* _PROBLEM DETAILS_: Filter these entries so that only lines with the word "name" remain.

[Stored dataset items]
•••••

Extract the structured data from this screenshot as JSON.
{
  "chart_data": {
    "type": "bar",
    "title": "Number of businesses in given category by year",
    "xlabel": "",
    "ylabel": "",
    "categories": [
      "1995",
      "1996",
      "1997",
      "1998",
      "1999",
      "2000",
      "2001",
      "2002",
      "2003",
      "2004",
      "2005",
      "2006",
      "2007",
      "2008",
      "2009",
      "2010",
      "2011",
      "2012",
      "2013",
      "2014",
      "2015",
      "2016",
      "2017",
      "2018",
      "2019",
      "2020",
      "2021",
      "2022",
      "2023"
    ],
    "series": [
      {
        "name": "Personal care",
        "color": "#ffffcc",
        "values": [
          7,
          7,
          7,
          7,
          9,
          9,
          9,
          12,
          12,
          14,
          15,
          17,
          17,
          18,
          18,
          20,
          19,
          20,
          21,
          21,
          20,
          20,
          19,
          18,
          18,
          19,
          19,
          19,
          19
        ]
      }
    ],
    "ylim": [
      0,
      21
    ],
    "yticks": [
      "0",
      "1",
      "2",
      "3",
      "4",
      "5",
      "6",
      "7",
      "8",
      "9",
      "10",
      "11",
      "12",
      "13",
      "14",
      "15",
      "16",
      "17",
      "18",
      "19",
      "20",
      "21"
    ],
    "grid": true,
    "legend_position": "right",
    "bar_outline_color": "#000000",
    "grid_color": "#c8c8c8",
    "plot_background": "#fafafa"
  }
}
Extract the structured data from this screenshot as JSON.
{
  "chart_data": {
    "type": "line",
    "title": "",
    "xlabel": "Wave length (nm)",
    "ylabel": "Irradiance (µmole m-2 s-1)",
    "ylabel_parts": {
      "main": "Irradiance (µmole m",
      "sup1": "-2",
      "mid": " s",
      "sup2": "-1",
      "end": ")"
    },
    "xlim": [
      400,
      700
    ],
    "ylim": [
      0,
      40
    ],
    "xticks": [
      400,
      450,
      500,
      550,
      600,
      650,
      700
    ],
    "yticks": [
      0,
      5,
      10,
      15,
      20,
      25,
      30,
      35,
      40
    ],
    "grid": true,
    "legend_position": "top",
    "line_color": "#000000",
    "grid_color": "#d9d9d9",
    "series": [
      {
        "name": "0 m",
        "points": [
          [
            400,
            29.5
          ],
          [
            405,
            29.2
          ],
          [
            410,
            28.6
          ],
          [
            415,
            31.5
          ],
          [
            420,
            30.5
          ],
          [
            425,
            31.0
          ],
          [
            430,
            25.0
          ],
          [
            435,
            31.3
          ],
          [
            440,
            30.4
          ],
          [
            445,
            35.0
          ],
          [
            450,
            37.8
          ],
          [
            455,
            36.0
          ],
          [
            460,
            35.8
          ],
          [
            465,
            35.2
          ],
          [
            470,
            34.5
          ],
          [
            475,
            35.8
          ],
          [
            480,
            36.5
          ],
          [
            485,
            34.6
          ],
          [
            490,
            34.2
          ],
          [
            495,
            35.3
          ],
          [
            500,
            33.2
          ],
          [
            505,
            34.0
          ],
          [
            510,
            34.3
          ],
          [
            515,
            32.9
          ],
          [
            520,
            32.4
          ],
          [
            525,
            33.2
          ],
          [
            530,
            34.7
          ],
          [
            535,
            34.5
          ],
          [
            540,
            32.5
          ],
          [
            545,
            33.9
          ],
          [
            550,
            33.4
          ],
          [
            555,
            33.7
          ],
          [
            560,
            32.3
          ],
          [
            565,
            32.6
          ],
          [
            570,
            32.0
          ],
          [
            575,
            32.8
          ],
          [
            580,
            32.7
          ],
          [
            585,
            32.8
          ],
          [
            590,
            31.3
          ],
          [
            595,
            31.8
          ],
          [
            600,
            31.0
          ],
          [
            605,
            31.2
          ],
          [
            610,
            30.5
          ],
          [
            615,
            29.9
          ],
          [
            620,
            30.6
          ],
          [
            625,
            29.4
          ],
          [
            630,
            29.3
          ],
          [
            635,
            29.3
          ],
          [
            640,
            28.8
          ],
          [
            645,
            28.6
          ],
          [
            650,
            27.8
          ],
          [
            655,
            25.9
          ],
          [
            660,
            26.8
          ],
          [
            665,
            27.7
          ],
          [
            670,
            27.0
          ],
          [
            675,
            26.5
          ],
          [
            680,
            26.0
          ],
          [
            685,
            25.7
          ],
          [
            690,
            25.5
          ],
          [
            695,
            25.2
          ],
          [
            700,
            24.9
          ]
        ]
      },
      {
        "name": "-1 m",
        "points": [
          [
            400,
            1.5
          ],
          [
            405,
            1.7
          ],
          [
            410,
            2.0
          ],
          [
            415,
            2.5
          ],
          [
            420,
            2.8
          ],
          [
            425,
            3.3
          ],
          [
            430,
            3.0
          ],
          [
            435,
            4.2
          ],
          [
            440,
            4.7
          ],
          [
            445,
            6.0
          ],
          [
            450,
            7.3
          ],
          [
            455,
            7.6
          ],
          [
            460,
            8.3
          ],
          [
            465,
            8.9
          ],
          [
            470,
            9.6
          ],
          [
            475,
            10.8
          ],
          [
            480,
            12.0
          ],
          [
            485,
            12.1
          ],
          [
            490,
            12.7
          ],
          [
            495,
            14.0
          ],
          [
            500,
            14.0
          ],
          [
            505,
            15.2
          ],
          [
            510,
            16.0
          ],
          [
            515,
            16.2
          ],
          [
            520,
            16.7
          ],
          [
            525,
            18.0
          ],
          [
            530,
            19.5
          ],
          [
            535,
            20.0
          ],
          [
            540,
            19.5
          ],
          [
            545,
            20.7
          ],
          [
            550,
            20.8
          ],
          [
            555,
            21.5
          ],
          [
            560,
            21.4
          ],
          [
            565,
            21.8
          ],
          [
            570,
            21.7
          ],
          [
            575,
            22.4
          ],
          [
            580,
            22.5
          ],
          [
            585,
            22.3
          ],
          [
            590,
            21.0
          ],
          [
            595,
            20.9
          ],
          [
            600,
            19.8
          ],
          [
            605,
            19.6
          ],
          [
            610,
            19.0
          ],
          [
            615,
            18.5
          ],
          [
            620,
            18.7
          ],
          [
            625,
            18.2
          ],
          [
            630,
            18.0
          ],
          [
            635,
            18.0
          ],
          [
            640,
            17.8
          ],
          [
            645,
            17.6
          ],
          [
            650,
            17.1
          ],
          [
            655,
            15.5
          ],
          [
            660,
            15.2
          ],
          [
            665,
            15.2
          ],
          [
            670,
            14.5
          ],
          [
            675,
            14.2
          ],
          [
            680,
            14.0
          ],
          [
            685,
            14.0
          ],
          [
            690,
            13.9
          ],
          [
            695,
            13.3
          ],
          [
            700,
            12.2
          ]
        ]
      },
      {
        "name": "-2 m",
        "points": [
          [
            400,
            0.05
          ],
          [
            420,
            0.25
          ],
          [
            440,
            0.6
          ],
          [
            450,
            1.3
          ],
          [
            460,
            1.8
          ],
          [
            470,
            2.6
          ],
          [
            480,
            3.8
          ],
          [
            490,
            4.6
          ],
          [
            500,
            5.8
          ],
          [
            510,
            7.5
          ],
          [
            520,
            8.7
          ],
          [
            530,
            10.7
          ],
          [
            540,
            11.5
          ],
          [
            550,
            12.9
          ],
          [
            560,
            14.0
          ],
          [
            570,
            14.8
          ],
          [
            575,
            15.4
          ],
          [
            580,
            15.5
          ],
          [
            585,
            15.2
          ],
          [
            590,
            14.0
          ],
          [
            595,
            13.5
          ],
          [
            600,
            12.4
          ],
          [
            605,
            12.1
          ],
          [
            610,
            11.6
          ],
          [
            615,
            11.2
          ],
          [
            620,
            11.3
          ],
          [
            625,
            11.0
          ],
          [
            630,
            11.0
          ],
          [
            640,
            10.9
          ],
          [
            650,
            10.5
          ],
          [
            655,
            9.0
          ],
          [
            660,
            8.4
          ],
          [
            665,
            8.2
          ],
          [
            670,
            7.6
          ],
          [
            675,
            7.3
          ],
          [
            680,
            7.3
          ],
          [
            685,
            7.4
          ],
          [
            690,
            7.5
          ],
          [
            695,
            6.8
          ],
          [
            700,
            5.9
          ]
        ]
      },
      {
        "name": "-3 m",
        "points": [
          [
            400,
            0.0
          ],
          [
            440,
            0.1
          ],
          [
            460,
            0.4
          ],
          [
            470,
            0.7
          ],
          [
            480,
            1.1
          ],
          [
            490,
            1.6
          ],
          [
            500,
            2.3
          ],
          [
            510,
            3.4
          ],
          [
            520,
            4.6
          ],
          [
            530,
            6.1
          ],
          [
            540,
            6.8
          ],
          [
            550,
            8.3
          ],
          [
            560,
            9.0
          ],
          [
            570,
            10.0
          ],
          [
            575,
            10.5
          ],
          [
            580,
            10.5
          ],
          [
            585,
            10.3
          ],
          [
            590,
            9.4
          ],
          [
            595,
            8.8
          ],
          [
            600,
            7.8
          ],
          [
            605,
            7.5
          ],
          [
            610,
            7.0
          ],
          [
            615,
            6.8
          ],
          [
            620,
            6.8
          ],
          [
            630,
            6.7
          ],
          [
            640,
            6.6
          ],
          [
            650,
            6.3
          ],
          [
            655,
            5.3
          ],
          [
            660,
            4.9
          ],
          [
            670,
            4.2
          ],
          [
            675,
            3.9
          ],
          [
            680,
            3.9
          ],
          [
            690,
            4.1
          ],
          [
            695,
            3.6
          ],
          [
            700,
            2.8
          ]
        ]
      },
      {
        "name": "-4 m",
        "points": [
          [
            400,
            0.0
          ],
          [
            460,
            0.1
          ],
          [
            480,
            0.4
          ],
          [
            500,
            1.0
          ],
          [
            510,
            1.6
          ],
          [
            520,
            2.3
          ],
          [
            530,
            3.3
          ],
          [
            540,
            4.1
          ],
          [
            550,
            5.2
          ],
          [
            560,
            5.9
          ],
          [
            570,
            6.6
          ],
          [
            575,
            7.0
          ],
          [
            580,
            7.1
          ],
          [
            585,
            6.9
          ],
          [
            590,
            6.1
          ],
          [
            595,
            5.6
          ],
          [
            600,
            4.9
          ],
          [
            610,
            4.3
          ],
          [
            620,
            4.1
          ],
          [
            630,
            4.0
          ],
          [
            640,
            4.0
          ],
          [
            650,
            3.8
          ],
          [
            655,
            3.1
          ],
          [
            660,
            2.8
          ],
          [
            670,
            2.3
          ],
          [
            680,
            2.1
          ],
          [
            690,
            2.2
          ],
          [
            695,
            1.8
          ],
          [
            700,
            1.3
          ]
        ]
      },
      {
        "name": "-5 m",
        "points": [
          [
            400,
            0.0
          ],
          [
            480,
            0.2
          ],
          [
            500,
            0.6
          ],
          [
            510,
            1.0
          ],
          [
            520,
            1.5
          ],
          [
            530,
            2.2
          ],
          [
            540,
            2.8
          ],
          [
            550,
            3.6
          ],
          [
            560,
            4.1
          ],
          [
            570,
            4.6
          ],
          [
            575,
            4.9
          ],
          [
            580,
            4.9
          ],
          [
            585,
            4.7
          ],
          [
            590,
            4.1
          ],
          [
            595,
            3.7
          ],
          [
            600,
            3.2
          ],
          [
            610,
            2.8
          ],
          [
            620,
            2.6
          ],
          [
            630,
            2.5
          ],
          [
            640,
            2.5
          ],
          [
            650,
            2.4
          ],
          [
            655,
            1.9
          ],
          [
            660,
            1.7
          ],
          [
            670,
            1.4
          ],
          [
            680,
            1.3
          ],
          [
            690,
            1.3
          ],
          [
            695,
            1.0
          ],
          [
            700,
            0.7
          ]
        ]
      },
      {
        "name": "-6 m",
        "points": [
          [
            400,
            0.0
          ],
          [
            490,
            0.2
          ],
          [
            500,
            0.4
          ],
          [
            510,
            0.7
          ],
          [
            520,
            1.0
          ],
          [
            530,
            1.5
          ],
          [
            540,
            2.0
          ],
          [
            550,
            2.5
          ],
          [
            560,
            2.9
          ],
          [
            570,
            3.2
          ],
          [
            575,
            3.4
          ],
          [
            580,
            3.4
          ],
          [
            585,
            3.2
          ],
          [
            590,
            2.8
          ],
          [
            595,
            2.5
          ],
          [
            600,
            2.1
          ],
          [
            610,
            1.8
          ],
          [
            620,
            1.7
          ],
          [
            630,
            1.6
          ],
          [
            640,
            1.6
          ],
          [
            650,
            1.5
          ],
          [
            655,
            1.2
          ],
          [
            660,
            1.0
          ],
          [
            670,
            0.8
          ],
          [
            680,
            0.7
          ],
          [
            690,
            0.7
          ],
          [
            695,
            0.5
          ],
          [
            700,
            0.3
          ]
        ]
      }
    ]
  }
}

•••••

* _FINISHED TASK_:
        "name": "Personal care",
        "name": "0 m",
        "name": "-1 m",
        "name": "-2 m",
        "name": "-3 m",
        "name": "-4 m",
        "name": "-5 m",
        "name": "-6 m",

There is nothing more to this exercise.